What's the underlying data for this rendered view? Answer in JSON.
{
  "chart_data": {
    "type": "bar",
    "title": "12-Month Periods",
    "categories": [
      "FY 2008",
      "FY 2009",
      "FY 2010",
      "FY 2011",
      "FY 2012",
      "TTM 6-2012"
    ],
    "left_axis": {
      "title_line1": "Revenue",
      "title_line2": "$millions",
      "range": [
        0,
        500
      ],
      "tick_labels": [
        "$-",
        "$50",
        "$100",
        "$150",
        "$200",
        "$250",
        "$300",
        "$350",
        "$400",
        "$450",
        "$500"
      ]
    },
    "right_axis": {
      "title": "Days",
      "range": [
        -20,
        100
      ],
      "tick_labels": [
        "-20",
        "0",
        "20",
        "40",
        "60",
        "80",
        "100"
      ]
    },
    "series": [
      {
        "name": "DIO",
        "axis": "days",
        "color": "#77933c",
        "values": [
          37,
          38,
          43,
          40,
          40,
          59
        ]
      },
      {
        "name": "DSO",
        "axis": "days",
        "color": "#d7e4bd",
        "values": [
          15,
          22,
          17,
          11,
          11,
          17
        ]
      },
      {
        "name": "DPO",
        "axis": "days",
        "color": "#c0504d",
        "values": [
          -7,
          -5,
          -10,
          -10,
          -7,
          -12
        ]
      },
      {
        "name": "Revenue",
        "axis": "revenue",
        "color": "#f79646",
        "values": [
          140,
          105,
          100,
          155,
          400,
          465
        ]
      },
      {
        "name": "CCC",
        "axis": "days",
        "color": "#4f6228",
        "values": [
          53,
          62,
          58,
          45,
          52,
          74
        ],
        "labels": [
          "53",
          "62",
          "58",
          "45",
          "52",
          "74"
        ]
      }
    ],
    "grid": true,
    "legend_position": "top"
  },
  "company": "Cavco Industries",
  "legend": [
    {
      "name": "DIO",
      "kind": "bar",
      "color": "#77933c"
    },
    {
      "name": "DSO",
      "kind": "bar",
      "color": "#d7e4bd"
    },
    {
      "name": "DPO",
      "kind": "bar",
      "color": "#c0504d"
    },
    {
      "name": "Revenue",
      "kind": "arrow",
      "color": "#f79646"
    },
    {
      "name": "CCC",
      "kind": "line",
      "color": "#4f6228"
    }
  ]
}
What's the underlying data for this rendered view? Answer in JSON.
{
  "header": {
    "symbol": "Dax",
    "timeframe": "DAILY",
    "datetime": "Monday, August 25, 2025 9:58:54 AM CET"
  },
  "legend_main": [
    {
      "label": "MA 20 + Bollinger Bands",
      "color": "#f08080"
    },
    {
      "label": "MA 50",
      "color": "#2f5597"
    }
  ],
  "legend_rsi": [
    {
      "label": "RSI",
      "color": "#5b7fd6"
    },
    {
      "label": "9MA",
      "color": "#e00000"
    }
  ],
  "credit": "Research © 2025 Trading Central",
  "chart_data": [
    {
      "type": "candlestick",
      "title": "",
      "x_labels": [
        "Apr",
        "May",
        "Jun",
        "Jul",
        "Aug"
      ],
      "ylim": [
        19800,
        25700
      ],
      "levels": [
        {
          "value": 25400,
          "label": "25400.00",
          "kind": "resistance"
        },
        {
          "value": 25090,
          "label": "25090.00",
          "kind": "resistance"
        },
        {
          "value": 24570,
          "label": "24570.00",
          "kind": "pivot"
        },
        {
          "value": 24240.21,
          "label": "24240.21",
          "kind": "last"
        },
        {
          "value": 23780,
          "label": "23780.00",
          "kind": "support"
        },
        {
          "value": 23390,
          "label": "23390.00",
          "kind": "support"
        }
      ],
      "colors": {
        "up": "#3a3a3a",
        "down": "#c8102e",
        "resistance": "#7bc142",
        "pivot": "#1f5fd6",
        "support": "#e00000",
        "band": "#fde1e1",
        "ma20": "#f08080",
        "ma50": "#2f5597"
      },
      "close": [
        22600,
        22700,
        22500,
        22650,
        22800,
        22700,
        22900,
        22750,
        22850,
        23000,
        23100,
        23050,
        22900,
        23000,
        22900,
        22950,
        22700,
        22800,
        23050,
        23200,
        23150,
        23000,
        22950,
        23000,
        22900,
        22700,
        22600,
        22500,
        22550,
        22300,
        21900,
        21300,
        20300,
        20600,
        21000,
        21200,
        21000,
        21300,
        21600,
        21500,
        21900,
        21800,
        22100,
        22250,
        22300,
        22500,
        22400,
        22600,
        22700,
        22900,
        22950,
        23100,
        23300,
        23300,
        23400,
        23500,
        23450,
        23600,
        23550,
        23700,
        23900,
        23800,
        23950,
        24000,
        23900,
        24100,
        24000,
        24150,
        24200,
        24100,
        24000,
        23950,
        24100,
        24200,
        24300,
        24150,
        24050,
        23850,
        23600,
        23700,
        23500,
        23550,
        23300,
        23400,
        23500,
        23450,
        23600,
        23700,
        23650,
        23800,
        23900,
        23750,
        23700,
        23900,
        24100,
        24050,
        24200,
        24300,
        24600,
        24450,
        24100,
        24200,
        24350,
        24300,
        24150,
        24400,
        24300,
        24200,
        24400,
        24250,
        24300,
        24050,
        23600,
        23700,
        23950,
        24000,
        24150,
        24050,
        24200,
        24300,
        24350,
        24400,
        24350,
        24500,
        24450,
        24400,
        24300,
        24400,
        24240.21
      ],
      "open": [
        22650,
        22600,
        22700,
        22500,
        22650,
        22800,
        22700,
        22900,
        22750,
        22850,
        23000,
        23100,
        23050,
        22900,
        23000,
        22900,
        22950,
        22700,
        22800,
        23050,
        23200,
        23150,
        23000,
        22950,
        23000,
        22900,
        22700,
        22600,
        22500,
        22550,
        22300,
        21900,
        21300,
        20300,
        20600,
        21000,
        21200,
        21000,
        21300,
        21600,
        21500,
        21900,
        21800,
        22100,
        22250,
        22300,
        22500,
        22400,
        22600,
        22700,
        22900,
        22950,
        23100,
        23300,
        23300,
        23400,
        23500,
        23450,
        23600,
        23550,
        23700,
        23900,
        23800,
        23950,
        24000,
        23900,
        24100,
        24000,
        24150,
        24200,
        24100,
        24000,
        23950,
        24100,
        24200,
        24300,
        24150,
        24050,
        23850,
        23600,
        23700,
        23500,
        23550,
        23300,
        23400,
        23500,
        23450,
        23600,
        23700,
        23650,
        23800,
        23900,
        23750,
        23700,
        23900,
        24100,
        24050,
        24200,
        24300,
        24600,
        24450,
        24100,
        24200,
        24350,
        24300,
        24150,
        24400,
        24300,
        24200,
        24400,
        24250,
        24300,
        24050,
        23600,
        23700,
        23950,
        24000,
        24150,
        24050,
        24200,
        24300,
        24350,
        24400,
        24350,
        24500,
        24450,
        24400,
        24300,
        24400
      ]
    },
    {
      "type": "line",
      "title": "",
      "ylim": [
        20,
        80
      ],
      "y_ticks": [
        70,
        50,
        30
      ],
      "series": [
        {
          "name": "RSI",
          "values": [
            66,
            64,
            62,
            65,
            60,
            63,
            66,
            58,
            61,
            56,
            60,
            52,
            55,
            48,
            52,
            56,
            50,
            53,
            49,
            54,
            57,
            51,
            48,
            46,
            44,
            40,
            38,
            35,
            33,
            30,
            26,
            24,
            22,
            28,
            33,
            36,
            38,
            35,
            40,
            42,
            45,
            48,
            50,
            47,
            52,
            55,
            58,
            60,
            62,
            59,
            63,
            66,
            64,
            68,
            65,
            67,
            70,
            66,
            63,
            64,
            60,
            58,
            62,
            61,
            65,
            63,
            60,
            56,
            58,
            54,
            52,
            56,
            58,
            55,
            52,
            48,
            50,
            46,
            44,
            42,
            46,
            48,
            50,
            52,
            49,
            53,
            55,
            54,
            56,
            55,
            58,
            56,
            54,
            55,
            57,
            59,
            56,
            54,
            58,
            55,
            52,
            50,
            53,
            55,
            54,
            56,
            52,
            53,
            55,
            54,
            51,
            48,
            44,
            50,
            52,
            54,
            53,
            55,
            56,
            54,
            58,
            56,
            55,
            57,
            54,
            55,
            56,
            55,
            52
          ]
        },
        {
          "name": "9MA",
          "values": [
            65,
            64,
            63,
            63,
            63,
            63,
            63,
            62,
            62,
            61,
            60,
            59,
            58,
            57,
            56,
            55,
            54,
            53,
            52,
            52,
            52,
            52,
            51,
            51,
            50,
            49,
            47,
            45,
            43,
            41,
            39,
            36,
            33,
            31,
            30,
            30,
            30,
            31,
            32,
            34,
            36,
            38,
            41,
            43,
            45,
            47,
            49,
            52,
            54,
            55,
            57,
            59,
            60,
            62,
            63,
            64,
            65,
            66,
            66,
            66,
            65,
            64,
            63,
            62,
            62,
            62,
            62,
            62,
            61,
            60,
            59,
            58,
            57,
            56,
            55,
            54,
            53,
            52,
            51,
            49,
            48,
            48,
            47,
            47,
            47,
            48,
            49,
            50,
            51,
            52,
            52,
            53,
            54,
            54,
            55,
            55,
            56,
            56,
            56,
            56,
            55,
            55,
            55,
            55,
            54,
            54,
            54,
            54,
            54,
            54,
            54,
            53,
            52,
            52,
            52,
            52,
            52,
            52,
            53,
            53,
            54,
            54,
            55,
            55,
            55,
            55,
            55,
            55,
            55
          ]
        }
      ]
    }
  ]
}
━━━━━━
▶ **Task**:
Pull every line containing "type" from the material above.

▶ **Expected answer**:
    "type": "bar",
      "type": "candlestick",
      "type": "line",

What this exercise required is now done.